# To be done
Find the lines holding the word "MacroMicro" and collect them.

# Records provided
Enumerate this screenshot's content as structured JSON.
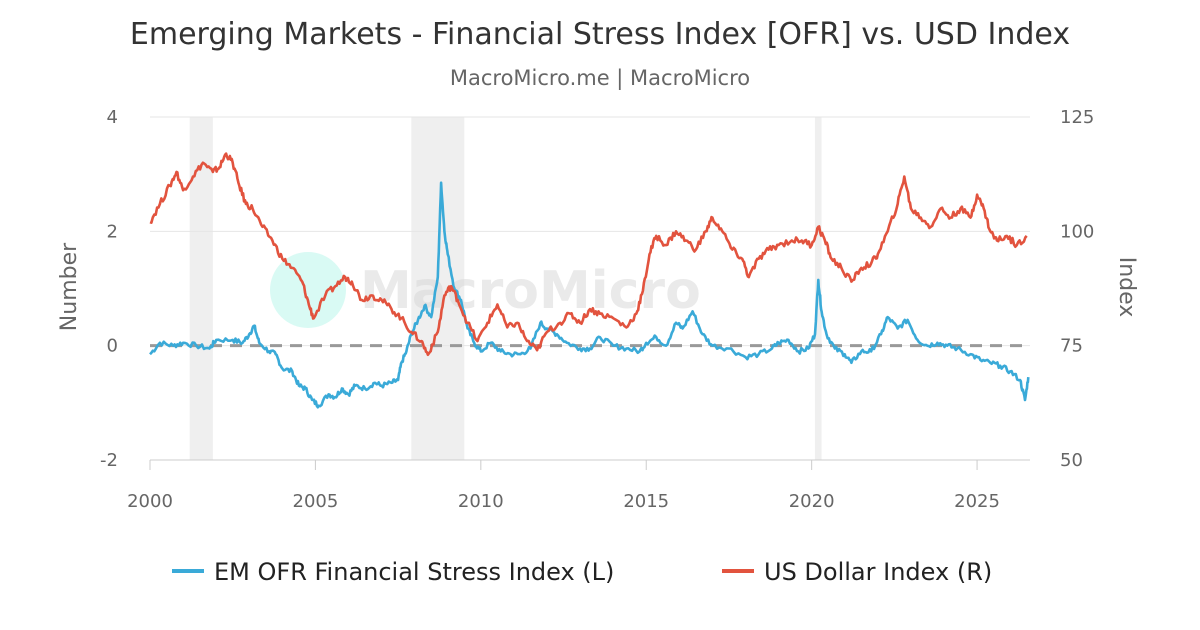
{
  "chart_data": {
    "type": "line",
    "title": "Emerging Markets - Financial Stress Index [OFR] vs. USD Index",
    "subtitle": "MacroMicro.me | MacroMicro",
    "watermark": "MacroMicro",
    "y_left": {
      "label": "Number",
      "range": [
        -2,
        4
      ],
      "ticks": [
        -2,
        0,
        2,
        4
      ]
    },
    "y_right": {
      "label": "Index",
      "range": [
        50,
        125
      ],
      "ticks": [
        50,
        75,
        100,
        125
      ]
    },
    "x_axis": {
      "range": [
        2000,
        2026.6
      ],
      "ticks": [
        2000,
        2005,
        2010,
        2015,
        2020,
        2025
      ]
    },
    "reference_line": {
      "axis": "left",
      "value": 0,
      "style": "dashed",
      "color": "#999999"
    },
    "recession_bands": [
      [
        2001.2,
        2001.9
      ],
      [
        2007.9,
        2009.5
      ],
      [
        2020.1,
        2020.3
      ]
    ],
    "legend": {
      "position": "bottom-center"
    },
    "series": [
      {
        "name": "EM OFR Financial Stress Index (L)",
        "axis": "left",
        "color": "#3aaad8",
        "points": [
          [
            2000.0,
            -0.15
          ],
          [
            2000.3,
            0.05
          ],
          [
            2000.7,
            0.0
          ],
          [
            2001.0,
            0.05
          ],
          [
            2001.4,
            0.0
          ],
          [
            2001.8,
            -0.05
          ],
          [
            2002.0,
            0.1
          ],
          [
            2002.5,
            0.1
          ],
          [
            2002.8,
            0.05
          ],
          [
            2003.0,
            0.2
          ],
          [
            2003.15,
            0.35
          ],
          [
            2003.3,
            0.05
          ],
          [
            2003.6,
            -0.1
          ],
          [
            2003.8,
            -0.15
          ],
          [
            2004.0,
            -0.4
          ],
          [
            2004.3,
            -0.45
          ],
          [
            2004.5,
            -0.7
          ],
          [
            2004.7,
            -0.75
          ],
          [
            2004.9,
            -0.95
          ],
          [
            2005.1,
            -1.05
          ],
          [
            2005.4,
            -0.85
          ],
          [
            2005.6,
            -0.9
          ],
          [
            2005.8,
            -0.75
          ],
          [
            2006.0,
            -0.85
          ],
          [
            2006.2,
            -0.7
          ],
          [
            2006.5,
            -0.75
          ],
          [
            2006.8,
            -0.65
          ],
          [
            2007.0,
            -0.7
          ],
          [
            2007.3,
            -0.65
          ],
          [
            2007.5,
            -0.6
          ],
          [
            2007.6,
            -0.3
          ],
          [
            2007.75,
            -0.1
          ],
          [
            2007.9,
            0.2
          ],
          [
            2008.1,
            0.45
          ],
          [
            2008.3,
            0.7
          ],
          [
            2008.5,
            0.5
          ],
          [
            2008.7,
            1.2
          ],
          [
            2008.8,
            2.85
          ],
          [
            2008.9,
            2.0
          ],
          [
            2009.0,
            1.6
          ],
          [
            2009.2,
            1.0
          ],
          [
            2009.4,
            0.8
          ],
          [
            2009.6,
            0.3
          ],
          [
            2009.8,
            0.05
          ],
          [
            2010.0,
            -0.1
          ],
          [
            2010.3,
            0.05
          ],
          [
            2010.6,
            -0.1
          ],
          [
            2010.9,
            -0.15
          ],
          [
            2011.2,
            -0.15
          ],
          [
            2011.5,
            -0.05
          ],
          [
            2011.8,
            0.4
          ],
          [
            2012.0,
            0.3
          ],
          [
            2012.3,
            0.2
          ],
          [
            2012.6,
            0.05
          ],
          [
            2013.0,
            -0.05
          ],
          [
            2013.3,
            -0.05
          ],
          [
            2013.6,
            0.15
          ],
          [
            2014.0,
            0.0
          ],
          [
            2014.4,
            -0.05
          ],
          [
            2014.8,
            -0.1
          ],
          [
            2015.0,
            0.05
          ],
          [
            2015.3,
            0.15
          ],
          [
            2015.6,
            0.0
          ],
          [
            2015.9,
            0.4
          ],
          [
            2016.1,
            0.3
          ],
          [
            2016.4,
            0.6
          ],
          [
            2016.7,
            0.2
          ],
          [
            2017.0,
            0.0
          ],
          [
            2017.5,
            -0.05
          ],
          [
            2018.0,
            -0.2
          ],
          [
            2018.4,
            -0.15
          ],
          [
            2018.8,
            -0.05
          ],
          [
            2019.0,
            0.05
          ],
          [
            2019.3,
            0.1
          ],
          [
            2019.6,
            -0.1
          ],
          [
            2019.9,
            -0.05
          ],
          [
            2020.1,
            0.2
          ],
          [
            2020.2,
            1.15
          ],
          [
            2020.3,
            0.6
          ],
          [
            2020.45,
            0.2
          ],
          [
            2020.7,
            -0.05
          ],
          [
            2021.0,
            -0.15
          ],
          [
            2021.2,
            -0.3
          ],
          [
            2021.5,
            -0.1
          ],
          [
            2021.8,
            -0.1
          ],
          [
            2022.1,
            0.2
          ],
          [
            2022.3,
            0.5
          ],
          [
            2022.6,
            0.3
          ],
          [
            2022.9,
            0.45
          ],
          [
            2023.2,
            0.1
          ],
          [
            2023.5,
            0.0
          ],
          [
            2023.8,
            0.05
          ],
          [
            2024.1,
            0.0
          ],
          [
            2024.4,
            -0.05
          ],
          [
            2024.8,
            -0.15
          ],
          [
            2025.1,
            -0.25
          ],
          [
            2025.4,
            -0.3
          ],
          [
            2025.7,
            -0.35
          ],
          [
            2026.0,
            -0.45
          ],
          [
            2026.3,
            -0.6
          ],
          [
            2026.45,
            -0.95
          ],
          [
            2026.55,
            -0.55
          ]
        ]
      },
      {
        "name": "US Dollar Index (R)",
        "axis": "right",
        "color": "#e2533e",
        "points": [
          [
            2000.0,
            102
          ],
          [
            2000.3,
            106
          ],
          [
            2000.6,
            110
          ],
          [
            2000.8,
            113
          ],
          [
            2001.0,
            109
          ],
          [
            2001.3,
            112
          ],
          [
            2001.6,
            115
          ],
          [
            2001.9,
            113
          ],
          [
            2002.1,
            114
          ],
          [
            2002.3,
            117
          ],
          [
            2002.5,
            115
          ],
          [
            2002.7,
            110
          ],
          [
            2002.9,
            106
          ],
          [
            2003.1,
            105
          ],
          [
            2003.4,
            101
          ],
          [
            2003.7,
            98
          ],
          [
            2004.0,
            94
          ],
          [
            2004.3,
            92
          ],
          [
            2004.6,
            89
          ],
          [
            2004.8,
            84
          ],
          [
            2004.95,
            81
          ],
          [
            2005.3,
            86
          ],
          [
            2005.6,
            88
          ],
          [
            2005.9,
            90
          ],
          [
            2006.1,
            89
          ],
          [
            2006.4,
            85
          ],
          [
            2006.7,
            86
          ],
          [
            2007.0,
            85
          ],
          [
            2007.3,
            83
          ],
          [
            2007.6,
            81
          ],
          [
            2007.9,
            78
          ],
          [
            2008.2,
            76
          ],
          [
            2008.4,
            73
          ],
          [
            2008.7,
            78
          ],
          [
            2008.9,
            86
          ],
          [
            2009.1,
            88
          ],
          [
            2009.3,
            85
          ],
          [
            2009.6,
            80
          ],
          [
            2009.9,
            76
          ],
          [
            2010.2,
            80
          ],
          [
            2010.5,
            84
          ],
          [
            2010.8,
            79
          ],
          [
            2011.1,
            80
          ],
          [
            2011.4,
            76
          ],
          [
            2011.7,
            74
          ],
          [
            2012.0,
            78
          ],
          [
            2012.4,
            80
          ],
          [
            2012.7,
            82
          ],
          [
            2013.0,
            80
          ],
          [
            2013.3,
            83
          ],
          [
            2013.6,
            82
          ],
          [
            2014.0,
            81
          ],
          [
            2014.4,
            79
          ],
          [
            2014.7,
            82
          ],
          [
            2014.9,
            87
          ],
          [
            2015.1,
            95
          ],
          [
            2015.3,
            99
          ],
          [
            2015.6,
            97
          ],
          [
            2015.9,
            100
          ],
          [
            2016.2,
            98
          ],
          [
            2016.5,
            96
          ],
          [
            2016.8,
            100
          ],
          [
            2017.0,
            103
          ],
          [
            2017.3,
            100
          ],
          [
            2017.6,
            96
          ],
          [
            2017.9,
            94
          ],
          [
            2018.1,
            90
          ],
          [
            2018.4,
            94
          ],
          [
            2018.7,
            96
          ],
          [
            2019.0,
            97
          ],
          [
            2019.4,
            98
          ],
          [
            2019.7,
            98
          ],
          [
            2020.0,
            97
          ],
          [
            2020.2,
            101
          ],
          [
            2020.4,
            98
          ],
          [
            2020.6,
            94
          ],
          [
            2020.9,
            92
          ],
          [
            2021.2,
            89
          ],
          [
            2021.5,
            92
          ],
          [
            2021.8,
            93
          ],
          [
            2022.0,
            95
          ],
          [
            2022.3,
            100
          ],
          [
            2022.6,
            106
          ],
          [
            2022.8,
            112
          ],
          [
            2023.0,
            105
          ],
          [
            2023.3,
            103
          ],
          [
            2023.6,
            101
          ],
          [
            2023.9,
            105
          ],
          [
            2024.2,
            103
          ],
          [
            2024.5,
            105
          ],
          [
            2024.8,
            103
          ],
          [
            2025.0,
            108
          ],
          [
            2025.2,
            105
          ],
          [
            2025.4,
            100
          ],
          [
            2025.6,
            98
          ],
          [
            2025.9,
            99
          ],
          [
            2026.2,
            97
          ],
          [
            2026.5,
            99
          ]
        ]
      }
    ]
  }
}
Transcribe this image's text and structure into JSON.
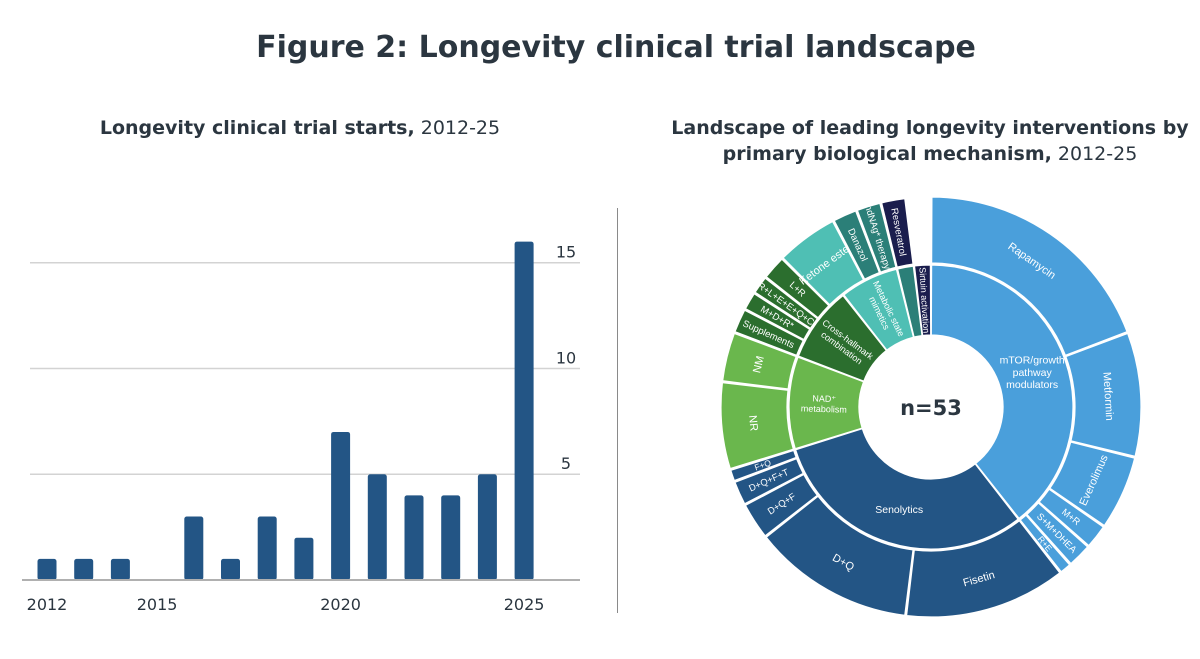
{
  "title": "Figure 2: Longevity clinical trial landscape",
  "bar_panel": {
    "title_bold": "Longevity clinical trial starts,",
    "title_light": " 2012-25"
  },
  "sunburst_panel": {
    "title_line1": "Landscape of leading longevity interventions by",
    "title_line2_bold": "primary biological mechanism,",
    "title_line2_light": " 2012-25",
    "center_label": "n=53"
  },
  "colors": {
    "bar": "#235585",
    "mtor": "#4a9fdb",
    "senolytics": "#235585",
    "nad": "#6ab74d",
    "cross": "#2b6e2e",
    "metabolic": "#4fbfb4",
    "hdnag": "#2b7f78",
    "sirtuin": "#1a1d4d",
    "grid": "#d3d3d3",
    "axis": "#b0b0b0"
  },
  "chart_data": [
    {
      "type": "bar",
      "categories": [
        "2012",
        "2013",
        "2014",
        "2015",
        "2016",
        "2017",
        "2018",
        "2019",
        "2020",
        "2021",
        "2022",
        "2023",
        "2024",
        "2025"
      ],
      "values": [
        1,
        1,
        1,
        0,
        3,
        1,
        3,
        2,
        7,
        5,
        4,
        4,
        5,
        16
      ],
      "x_tick_labels": [
        "2012",
        "2015",
        "2020",
        "2025"
      ],
      "y_ticks": [
        5,
        10,
        15
      ],
      "ylim": [
        0,
        16.5
      ],
      "grid": true,
      "y_axis_side": "right"
    },
    {
      "type": "sunburst",
      "total_label": "n=53",
      "inner": [
        {
          "name": "mTOR/growth pathway modulators",
          "lines": [
            "mTOR/growth",
            "pathway",
            "modulators"
          ],
          "value": 20.5,
          "color": "#4a9fdb"
        },
        {
          "name": "Senolytics",
          "lines": [
            "Senolytics"
          ],
          "value": 16.0,
          "color": "#235585"
        },
        {
          "name": "NAD+ metabolism",
          "lines": [
            "NAD⁺",
            "metabolism"
          ],
          "value": 5.5,
          "color": "#6ab74d"
        },
        {
          "name": "Cross-hallmark combination",
          "lines": [
            "Cross-hallmark",
            "combination"
          ],
          "value": 4.5,
          "color": "#2b6e2e"
        },
        {
          "name": "Metabolic state mimetics",
          "lines": [
            "Metabolic state",
            "mimetics"
          ],
          "value": 3.5,
          "color": "#4fbfb4"
        },
        {
          "name": "hdNAg",
          "lines": [
            ""
          ],
          "value": 1.0,
          "color": "#2b7f78"
        },
        {
          "name": "Sirtuin activation",
          "lines": [
            "Sirtuin activation"
          ],
          "value": 1.0,
          "color": "#1a1d4d"
        }
      ],
      "outer": [
        {
          "name": "Rapamycin",
          "value": 10.0,
          "color": "#4a9fdb"
        },
        {
          "name": "Metformin",
          "value": 5.0,
          "color": "#4a9fdb"
        },
        {
          "name": "Everolimus",
          "value": 3.0,
          "color": "#4a9fdb"
        },
        {
          "name": "M+R",
          "value": 1.0,
          "color": "#4a9fdb"
        },
        {
          "name": "S+M+DHEA",
          "value": 1.0,
          "color": "#4a9fdb"
        },
        {
          "name": "R+E",
          "value": 0.5,
          "color": "#4a9fdb"
        },
        {
          "name": "Fisetin",
          "value": 6.5,
          "color": "#235585"
        },
        {
          "name": "D+Q",
          "value": 6.5,
          "color": "#235585"
        },
        {
          "name": "D+Q+F",
          "value": 1.5,
          "color": "#235585"
        },
        {
          "name": "D+Q+F+T",
          "value": 1.0,
          "color": "#235585"
        },
        {
          "name": "F+Q",
          "value": 0.5,
          "color": "#235585"
        },
        {
          "name": "NR",
          "value": 3.5,
          "color": "#6ab74d"
        },
        {
          "name": "NM",
          "value": 2.0,
          "color": "#6ab74d"
        },
        {
          "name": "Supplements",
          "value": 1.0,
          "color": "#2b6e2e"
        },
        {
          "name": "M+D+R*",
          "value": 0.75,
          "color": "#2b6e2e"
        },
        {
          "name": "R+L+E+E+Q+C",
          "value": 0.75,
          "color": "#2b6e2e"
        },
        {
          "name": "L+R",
          "value": 1.0,
          "color": "#2b6e2e"
        },
        {
          "name": "Ketone ester",
          "value": 2.5,
          "color": "#4fbfb4"
        },
        {
          "name": "Danazol",
          "value": 1.0,
          "color": "#2b7f78"
        },
        {
          "name": "hdNAg* therapy",
          "value": 1.0,
          "color": "#2b7f78"
        },
        {
          "name": "Resveratrol",
          "value": 1.0,
          "color": "#1a1d4d"
        }
      ]
    }
  ]
}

# Task output
    "subtitle": "MacroMicro.me | MacroMicro",
    "watermark": "MacroMicro",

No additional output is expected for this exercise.